**Work to be completed:** Could you print every record below exactly as it appears?

Records that describe figures:
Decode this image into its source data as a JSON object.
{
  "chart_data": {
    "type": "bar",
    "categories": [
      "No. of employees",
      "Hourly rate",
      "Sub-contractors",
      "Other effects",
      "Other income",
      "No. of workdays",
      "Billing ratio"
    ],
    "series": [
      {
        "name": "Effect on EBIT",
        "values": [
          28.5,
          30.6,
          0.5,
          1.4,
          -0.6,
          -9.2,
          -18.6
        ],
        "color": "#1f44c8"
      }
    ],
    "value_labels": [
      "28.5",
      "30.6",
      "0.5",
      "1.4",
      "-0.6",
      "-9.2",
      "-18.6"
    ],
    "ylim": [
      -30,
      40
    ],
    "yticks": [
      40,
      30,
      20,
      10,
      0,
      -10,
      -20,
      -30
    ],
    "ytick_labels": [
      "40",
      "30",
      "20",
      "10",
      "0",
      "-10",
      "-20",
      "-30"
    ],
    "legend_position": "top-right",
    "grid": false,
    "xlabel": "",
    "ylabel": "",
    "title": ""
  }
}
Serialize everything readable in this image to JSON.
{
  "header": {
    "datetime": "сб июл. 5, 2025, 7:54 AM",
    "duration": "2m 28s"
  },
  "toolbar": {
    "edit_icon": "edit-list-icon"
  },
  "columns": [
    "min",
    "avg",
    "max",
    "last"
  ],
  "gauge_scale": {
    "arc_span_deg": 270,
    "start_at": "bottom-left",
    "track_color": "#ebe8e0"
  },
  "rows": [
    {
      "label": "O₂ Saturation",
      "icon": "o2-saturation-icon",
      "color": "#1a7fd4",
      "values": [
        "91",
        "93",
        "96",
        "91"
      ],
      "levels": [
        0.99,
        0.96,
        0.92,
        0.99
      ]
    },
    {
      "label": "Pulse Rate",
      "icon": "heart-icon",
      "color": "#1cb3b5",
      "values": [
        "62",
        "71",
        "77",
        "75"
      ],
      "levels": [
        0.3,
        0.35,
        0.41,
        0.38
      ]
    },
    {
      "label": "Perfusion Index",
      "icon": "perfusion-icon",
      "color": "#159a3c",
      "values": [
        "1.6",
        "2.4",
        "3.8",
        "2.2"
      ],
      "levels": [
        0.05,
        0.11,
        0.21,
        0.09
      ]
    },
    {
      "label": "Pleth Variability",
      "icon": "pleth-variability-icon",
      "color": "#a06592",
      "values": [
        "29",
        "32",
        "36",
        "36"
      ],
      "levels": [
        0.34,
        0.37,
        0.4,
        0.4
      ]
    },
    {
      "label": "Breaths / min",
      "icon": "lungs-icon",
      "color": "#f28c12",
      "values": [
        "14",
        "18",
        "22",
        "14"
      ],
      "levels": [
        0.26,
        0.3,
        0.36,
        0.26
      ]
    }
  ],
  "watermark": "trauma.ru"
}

**Finished exercise:**
Decode this image into its source data as a JSON object.
{
  "chart_data": {
    "type": "bar",
    "categories": [
      "No. of employees",
      "Hourly rate",
      "Sub-contractors",
      "Other effects",
      "Other income",
      "No. of workdays",
      "Billing ratio"
    ],
    "series": [
      {
        "name": "Effect on EBIT",
        "values": [
          28.5,
          30.6,
          0.5,
          1.4,
          -0.6,
          -9.2,
          -18.6
        ],
        "color": "#1f44c8"
      }
    ],
    "value_labels": [
      "28.5",
      "30.6",
      "0.5",
      "1.4",
      "-0.6",
      "-9.2",
      "-18.6"
    ],
    "ylim": [
      -30,
      40
    ],
    "yticks": [
      40,
      30,
      20,
      10,
      0,
      -10,
      -20,
      -30
    ],
    "ytick_labels": [
      "40",
      "30",
      "20",
      "10",
      "0",
      "-10",
      "-20",
      "-30"
    ],
    "legend_position": "top-right",
    "grid": false,
    "xlabel": "",
    "ylabel": "",
    "title": ""
  }
}
Serialize everything readable in this image to JSON.
{
  "header": {
    "datetime": "сб июл. 5, 2025, 7:54 AM",
    "duration": "2m 28s"
  },
  "toolbar": {
    "edit_icon": "edit-list-icon"
  },
  "columns": [
    "min",
    "avg",
    "max",
    "last"
  ],
  "gauge_scale": {
    "arc_span_deg": 270,
    "start_at": "bottom-left",
    "track_color": "#ebe8e0"
  },
  "rows": [
    {
      "label": "O₂ Saturation",
      "icon": "o2-saturation-icon",
      "color": "#1a7fd4",
      "values": [
        "91",
        "93",
        "96",
        "91"
      ],
      "levels": [
        0.99,
        0.96,
        0.92,
        0.99
      ]
    },
    {
      "label": "Pulse Rate",
      "icon": "heart-icon",
      "color": "#1cb3b5",
      "values": [
        "62",
        "71",
        "77",
        "75"
      ],
      "levels": [
        0.3,
        0.35,
        0.41,
        0.38
      ]
    },
    {
      "label": "Perfusion Index",
      "icon": "perfusion-icon",
      "color": "#159a3c",
      "values": [
        "1.6",
        "2.4",
        "3.8",
        "2.2"
      ],
      "levels": [
        0.05,
        0.11,
        0.21,
        0.09
      ]
    },
    {
      "label": "Pleth Variability",
      "icon": "pleth-variability-icon",
      "color": "#a06592",
      "values": [
        "29",
        "32",
        "36",
        "36"
      ],
      "levels": [
        0.34,
        0.37,
        0.4,
        0.4
      ]
    },
    {
      "label": "Breaths / min",
      "icon": "lungs-icon",
      "color": "#f28c12",
      "values": [
        "14",
        "18",
        "22",
        "14"
      ],
      "levels": [
        0.26,
        0.3,
        0.36,
        0.26
      ]
    }
  ],
  "watermark": "trauma.ru"
}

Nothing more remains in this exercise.